<<<<

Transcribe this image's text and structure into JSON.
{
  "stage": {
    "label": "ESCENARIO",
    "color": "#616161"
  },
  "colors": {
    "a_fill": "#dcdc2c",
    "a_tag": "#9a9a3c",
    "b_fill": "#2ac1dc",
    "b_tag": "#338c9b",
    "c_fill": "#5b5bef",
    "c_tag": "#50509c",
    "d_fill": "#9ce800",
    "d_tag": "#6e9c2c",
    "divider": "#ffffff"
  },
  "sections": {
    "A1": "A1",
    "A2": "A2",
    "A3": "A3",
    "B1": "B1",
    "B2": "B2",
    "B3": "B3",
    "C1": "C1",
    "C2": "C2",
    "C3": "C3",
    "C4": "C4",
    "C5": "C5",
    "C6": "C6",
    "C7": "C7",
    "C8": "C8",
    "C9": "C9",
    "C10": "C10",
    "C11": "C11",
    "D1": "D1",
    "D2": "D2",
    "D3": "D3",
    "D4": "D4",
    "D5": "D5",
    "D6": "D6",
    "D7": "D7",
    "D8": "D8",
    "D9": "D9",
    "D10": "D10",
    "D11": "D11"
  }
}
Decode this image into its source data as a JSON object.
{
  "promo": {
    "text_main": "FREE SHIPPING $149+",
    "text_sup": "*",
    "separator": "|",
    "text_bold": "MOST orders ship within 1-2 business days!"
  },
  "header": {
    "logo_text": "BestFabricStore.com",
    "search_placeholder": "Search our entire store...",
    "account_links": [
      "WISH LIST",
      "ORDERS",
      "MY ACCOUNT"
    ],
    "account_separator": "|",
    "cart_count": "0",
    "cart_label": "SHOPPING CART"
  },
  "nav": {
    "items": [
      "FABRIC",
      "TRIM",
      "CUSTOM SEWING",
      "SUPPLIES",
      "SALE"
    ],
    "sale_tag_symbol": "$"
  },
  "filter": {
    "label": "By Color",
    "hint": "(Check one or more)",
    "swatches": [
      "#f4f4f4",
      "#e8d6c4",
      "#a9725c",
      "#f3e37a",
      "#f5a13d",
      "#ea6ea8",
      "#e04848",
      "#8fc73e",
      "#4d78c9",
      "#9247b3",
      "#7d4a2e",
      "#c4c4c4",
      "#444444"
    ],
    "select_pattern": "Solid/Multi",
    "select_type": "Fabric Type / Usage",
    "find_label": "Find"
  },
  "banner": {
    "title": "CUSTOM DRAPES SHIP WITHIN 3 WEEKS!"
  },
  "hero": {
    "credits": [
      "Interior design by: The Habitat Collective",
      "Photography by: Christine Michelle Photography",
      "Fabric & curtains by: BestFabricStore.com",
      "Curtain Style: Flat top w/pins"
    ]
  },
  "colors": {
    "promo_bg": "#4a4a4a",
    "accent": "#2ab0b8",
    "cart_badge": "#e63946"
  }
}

>>>>

-- PROBLEM REQUIREMENTS --
Going through the data above, count the lines where the string "JSON" appears, and answer with only that number.

-- RESPONSE --
2